%%

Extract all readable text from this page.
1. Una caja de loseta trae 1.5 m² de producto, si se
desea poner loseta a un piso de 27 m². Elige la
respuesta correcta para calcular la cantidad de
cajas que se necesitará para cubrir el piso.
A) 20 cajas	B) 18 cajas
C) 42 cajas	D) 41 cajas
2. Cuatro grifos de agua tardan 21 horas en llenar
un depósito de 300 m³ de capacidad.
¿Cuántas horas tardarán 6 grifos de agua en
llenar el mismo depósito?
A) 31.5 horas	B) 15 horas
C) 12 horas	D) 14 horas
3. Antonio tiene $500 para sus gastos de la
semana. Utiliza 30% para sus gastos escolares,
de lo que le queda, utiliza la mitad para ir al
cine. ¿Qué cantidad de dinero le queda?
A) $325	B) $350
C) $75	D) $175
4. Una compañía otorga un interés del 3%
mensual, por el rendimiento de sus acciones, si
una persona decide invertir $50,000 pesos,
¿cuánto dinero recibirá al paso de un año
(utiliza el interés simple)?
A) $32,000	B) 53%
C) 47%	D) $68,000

%%

What is the number of lines in the listing that contain the string "dinero"? Reply with that number alone.

2